Copy each line below without leaving any out.

Data entries
--*--
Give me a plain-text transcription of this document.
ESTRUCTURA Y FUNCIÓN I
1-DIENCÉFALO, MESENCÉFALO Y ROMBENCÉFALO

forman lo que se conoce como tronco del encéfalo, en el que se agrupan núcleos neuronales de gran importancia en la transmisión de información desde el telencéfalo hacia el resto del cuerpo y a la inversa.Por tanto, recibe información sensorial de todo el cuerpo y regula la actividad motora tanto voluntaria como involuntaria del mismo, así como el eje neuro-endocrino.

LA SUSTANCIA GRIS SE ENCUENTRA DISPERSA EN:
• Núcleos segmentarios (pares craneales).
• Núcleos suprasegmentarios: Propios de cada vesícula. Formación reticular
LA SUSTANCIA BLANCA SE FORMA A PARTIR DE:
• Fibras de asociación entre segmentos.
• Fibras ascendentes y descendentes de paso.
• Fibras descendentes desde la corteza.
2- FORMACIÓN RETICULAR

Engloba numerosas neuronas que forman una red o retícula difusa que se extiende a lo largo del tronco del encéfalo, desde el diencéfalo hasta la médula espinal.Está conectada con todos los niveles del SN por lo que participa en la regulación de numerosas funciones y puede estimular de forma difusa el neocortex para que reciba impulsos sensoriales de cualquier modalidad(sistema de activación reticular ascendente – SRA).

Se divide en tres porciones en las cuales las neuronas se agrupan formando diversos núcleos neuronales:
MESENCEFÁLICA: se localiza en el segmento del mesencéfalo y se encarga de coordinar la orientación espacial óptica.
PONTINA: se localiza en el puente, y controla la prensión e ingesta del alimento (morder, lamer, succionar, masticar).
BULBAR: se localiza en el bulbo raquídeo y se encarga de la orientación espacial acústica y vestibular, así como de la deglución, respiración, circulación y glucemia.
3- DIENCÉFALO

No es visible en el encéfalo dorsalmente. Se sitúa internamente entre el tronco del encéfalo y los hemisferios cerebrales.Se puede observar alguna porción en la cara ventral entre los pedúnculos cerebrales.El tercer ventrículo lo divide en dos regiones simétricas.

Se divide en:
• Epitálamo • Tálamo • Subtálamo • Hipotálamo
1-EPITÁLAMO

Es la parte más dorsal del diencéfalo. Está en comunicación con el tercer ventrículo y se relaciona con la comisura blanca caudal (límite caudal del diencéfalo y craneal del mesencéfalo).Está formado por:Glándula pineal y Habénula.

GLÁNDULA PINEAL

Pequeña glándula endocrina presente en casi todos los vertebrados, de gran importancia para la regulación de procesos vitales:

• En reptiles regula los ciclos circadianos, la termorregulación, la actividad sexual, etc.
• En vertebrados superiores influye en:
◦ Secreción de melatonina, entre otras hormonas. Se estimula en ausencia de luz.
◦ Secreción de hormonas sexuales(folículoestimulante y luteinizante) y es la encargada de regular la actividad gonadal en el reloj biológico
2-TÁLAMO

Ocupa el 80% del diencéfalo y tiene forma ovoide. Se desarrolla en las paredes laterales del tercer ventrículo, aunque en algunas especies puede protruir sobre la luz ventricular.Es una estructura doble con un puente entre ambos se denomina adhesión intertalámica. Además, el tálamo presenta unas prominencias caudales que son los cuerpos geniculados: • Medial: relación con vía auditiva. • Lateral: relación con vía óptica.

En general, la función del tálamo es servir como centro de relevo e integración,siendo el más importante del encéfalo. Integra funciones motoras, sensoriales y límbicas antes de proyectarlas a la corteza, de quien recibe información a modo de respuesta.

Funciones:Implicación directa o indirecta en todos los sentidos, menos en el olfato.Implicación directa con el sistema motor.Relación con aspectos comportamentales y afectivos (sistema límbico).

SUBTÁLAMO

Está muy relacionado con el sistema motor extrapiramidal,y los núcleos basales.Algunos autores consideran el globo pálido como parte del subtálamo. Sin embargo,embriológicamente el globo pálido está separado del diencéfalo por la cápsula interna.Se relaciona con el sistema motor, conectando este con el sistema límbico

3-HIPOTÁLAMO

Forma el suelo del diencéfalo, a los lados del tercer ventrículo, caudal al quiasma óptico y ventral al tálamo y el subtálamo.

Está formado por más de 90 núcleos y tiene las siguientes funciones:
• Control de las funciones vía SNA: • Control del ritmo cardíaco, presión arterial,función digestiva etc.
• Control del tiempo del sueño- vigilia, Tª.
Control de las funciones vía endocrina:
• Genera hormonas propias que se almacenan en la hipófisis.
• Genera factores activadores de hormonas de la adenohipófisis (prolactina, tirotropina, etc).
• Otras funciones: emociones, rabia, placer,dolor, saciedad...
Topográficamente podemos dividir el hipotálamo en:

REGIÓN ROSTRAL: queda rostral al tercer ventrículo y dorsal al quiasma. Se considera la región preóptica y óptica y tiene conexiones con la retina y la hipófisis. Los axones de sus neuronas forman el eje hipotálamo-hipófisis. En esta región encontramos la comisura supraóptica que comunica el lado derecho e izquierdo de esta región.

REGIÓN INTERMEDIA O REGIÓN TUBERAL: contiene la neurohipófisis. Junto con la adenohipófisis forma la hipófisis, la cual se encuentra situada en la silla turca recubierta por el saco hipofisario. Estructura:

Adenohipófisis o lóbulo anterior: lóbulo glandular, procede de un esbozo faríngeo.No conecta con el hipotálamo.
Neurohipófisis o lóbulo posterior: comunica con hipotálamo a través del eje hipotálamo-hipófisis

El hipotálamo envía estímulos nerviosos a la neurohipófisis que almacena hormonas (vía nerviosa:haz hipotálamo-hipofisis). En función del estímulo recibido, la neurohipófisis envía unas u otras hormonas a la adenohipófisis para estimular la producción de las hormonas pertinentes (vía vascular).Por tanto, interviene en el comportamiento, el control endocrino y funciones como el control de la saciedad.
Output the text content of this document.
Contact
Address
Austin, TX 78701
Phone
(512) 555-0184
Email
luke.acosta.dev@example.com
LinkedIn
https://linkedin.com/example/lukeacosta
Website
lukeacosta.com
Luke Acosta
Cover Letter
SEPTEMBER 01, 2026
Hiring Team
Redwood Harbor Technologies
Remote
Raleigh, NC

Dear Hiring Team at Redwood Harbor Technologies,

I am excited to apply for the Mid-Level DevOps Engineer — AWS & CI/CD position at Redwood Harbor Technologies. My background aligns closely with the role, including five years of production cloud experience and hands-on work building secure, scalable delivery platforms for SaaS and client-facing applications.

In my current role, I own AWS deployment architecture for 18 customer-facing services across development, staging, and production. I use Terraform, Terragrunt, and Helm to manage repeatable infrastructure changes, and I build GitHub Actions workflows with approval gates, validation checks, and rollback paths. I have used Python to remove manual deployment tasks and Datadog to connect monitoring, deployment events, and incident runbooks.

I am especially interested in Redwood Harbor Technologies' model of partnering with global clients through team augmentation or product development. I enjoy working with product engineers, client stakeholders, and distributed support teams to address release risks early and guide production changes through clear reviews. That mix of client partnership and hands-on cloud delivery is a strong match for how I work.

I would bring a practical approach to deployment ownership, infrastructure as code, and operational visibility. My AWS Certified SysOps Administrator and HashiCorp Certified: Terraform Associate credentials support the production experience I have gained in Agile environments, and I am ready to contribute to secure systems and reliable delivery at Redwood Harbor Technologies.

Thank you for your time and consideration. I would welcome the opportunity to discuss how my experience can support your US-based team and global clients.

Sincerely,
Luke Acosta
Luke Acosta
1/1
--*--
### Result
Give me a plain-text transcription of this document.
ESTRUCTURA Y FUNCIÓN I
1-DIENCÉFALO, MESENCÉFALO Y ROMBENCÉFALO

forman lo que se conoce como tronco del encéfalo, en el que se agrupan núcleos neuronales de gran importancia en la transmisión de información desde el telencéfalo hacia el resto del cuerpo y a la inversa.Por tanto, recibe información sensorial de todo el cuerpo y regula la actividad motora tanto voluntaria como involuntaria del mismo, así como el eje neuro-endocrino.

LA SUSTANCIA GRIS SE ENCUENTRA DISPERSA EN:
• Núcleos segmentarios (pares craneales).
• Núcleos suprasegmentarios: Propios de cada vesícula. Formación reticular
LA SUSTANCIA BLANCA SE FORMA A PARTIR DE:
• Fibras de asociación entre segmentos.
• Fibras ascendentes y descendentes de paso.
• Fibras descendentes desde la corteza.
2- FORMACIÓN RETICULAR

Engloba numerosas neuronas que forman una red o retícula difusa que se extiende a lo largo del tronco del encéfalo, desde el diencéfalo hasta la médula espinal.Está conectada con todos los niveles del SN por lo que participa en la regulación de numerosas funciones y puede estimular de forma difusa el neocortex para que reciba impulsos sensoriales de cualquier modalidad(sistema de activación reticular ascendente – SRA).

Se divide en tres porciones en las cuales las neuronas se agrupan formando diversos núcleos neuronales:
MESENCEFÁLICA: se localiza en el segmento del mesencéfalo y se encarga de coordinar la orientación espacial óptica.
PONTINA: se localiza en el puente, y controla la prensión e ingesta del alimento (morder, lamer, succionar, masticar).
BULBAR: se localiza en el bulbo raquídeo y se encarga de la orientación espacial acústica y vestibular, así como de la deglución, respiración, circulación y glucemia.
3- DIENCÉFALO

No es visible en el encéfalo dorsalmente. Se sitúa internamente entre el tronco del encéfalo y los hemisferios cerebrales.Se puede observar alguna porción en la cara ventral entre los pedúnculos cerebrales.El tercer ventrículo lo divide en dos regiones simétricas.

Se divide en:
• Epitálamo • Tálamo • Subtálamo • Hipotálamo
1-EPITÁLAMO

Es la parte más dorsal del diencéfalo. Está en comunicación con el tercer ventrículo y se relaciona con la comisura blanca caudal (límite caudal del diencéfalo y craneal del mesencéfalo).Está formado por:Glándula pineal y Habénula.

GLÁNDULA PINEAL

Pequeña glándula endocrina presente en casi todos los vertebrados, de gran importancia para la regulación de procesos vitales:

• En reptiles regula los ciclos circadianos, la termorregulación, la actividad sexual, etc.
• En vertebrados superiores influye en:
◦ Secreción de melatonina, entre otras hormonas. Se estimula en ausencia de luz.
◦ Secreción de hormonas sexuales(folículoestimulante y luteinizante) y es la encargada de regular la actividad gonadal en el reloj biológico
2-TÁLAMO

Ocupa el 80% del diencéfalo y tiene forma ovoide. Se desarrolla en las paredes laterales del tercer ventrículo, aunque en algunas especies puede protruir sobre la luz ventricular.Es una estructura doble con un puente entre ambos se denomina adhesión intertalámica. Además, el tálamo presenta unas prominencias caudales que son los cuerpos geniculados: • Medial: relación con vía auditiva. • Lateral: relación con vía óptica.

En general, la función del tálamo es servir como centro de relevo e integración,siendo el más importante del encéfalo. Integra funciones motoras, sensoriales y límbicas antes de proyectarlas a la corteza, de quien recibe información a modo de respuesta.

Funciones:Implicación directa o indirecta en todos los sentidos, menos en el olfato.Implicación directa con el sistema motor.Relación con aspectos comportamentales y afectivos (sistema límbico).

SUBTÁLAMO

Está muy relacionado con el sistema motor extrapiramidal,y los núcleos basales.Algunos autores consideran el globo pálido como parte del subtálamo. Sin embargo,embriológicamente el globo pálido está separado del diencéfalo por la cápsula interna.Se relaciona con el sistema motor, conectando este con el sistema límbico

3-HIPOTÁLAMO

Forma el suelo del diencéfalo, a los lados del tercer ventrículo, caudal al quiasma óptico y ventral al tálamo y el subtálamo.

Está formado por más de 90 núcleos y tiene las siguientes funciones:
• Control de las funciones vía SNA: • Control del ritmo cardíaco, presión arterial,función digestiva etc.
• Control del tiempo del sueño- vigilia, Tª.
Control de las funciones vía endocrina:
• Genera hormonas propias que se almacenan en la hipófisis.
• Genera factores activadores de hormonas de la adenohipófisis (prolactina, tirotropina, etc).
• Otras funciones: emociones, rabia, placer,dolor, saciedad...
Topográficamente podemos dividir el hipotálamo en:

REGIÓN ROSTRAL: queda rostral al tercer ventrículo y dorsal al quiasma. Se considera la región preóptica y óptica y tiene conexiones con la retina y la hipófisis. Los axones de sus neuronas forman el eje hipotálamo-hipófisis. En esta región encontramos la comisura supraóptica que comunica el lado derecho e izquierdo de esta región.

REGIÓN INTERMEDIA O REGIÓN TUBERAL: contiene la neurohipófisis. Junto con la adenohipófisis forma la hipófisis, la cual se encuentra situada en la silla turca recubierta por el saco hipofisario. Estructura:

Adenohipófisis o lóbulo anterior: lóbulo glandular, procede de un esbozo faríngeo.No conecta con el hipotálamo.
Neurohipófisis o lóbulo posterior: comunica con hipotálamo a través del eje hipotálamo-hipófisis

El hipotálamo envía estímulos nerviosos a la neurohipófisis que almacena hormonas (vía nerviosa:haz hipotálamo-hipofisis). En función del estímulo recibido, la neurohipófisis envía unas u otras hormonas a la adenohipófisis para estimular la producción de las hormonas pertinentes (vía vascular).Por tanto, interviene en el comportamiento, el control endocrino y funciones como el control de la saciedad.
Output the text content of this document.
Contact
Address
Austin, TX 78701
Phone
(512) 555-0184
Email
luke.acosta.dev@example.com
LinkedIn
https://linkedin.com/example/lukeacosta
Website
lukeacosta.com
Luke Acosta
Cover Letter
SEPTEMBER 01, 2026
Hiring Team
Redwood Harbor Technologies
Remote
Raleigh, NC

Dear Hiring Team at Redwood Harbor Technologies,

I am excited to apply for the Mid-Level DevOps Engineer — AWS & CI/CD position at Redwood Harbor Technologies. My background aligns closely with the role, including five years of production cloud experience and hands-on work building secure, scalable delivery platforms for SaaS and client-facing applications.

In my current role, I own AWS deployment architecture for 18 customer-facing services across development, staging, and production. I use Terraform, Terragrunt, and Helm to manage repeatable infrastructure changes, and I build GitHub Actions workflows with approval gates, validation checks, and rollback paths. I have used Python to remove manual deployment tasks and Datadog to connect monitoring, deployment events, and incident runbooks.

I am especially interested in Redwood Harbor Technologies' model of partnering with global clients through team augmentation or product development. I enjoy working with product engineers, client stakeholders, and distributed support teams to address release risks early and guide production changes through clear reviews. That mix of client partnership and hands-on cloud delivery is a strong match for how I work.

I would bring a practical approach to deployment ownership, infrastructure as code, and operational visibility. My AWS Certified SysOps Administrator and HashiCorp Certified: Terraform Associate credentials support the production experience I have gained in Agile environments, and I am ready to contribute to secure systems and reliable delivery at Redwood Harbor Technologies.

Thank you for your time and consideration. I would welcome the opportunity to discuss how my experience can support your US-based team and global clients.

Sincerely,
Luke Acosta
Luke Acosta
1/1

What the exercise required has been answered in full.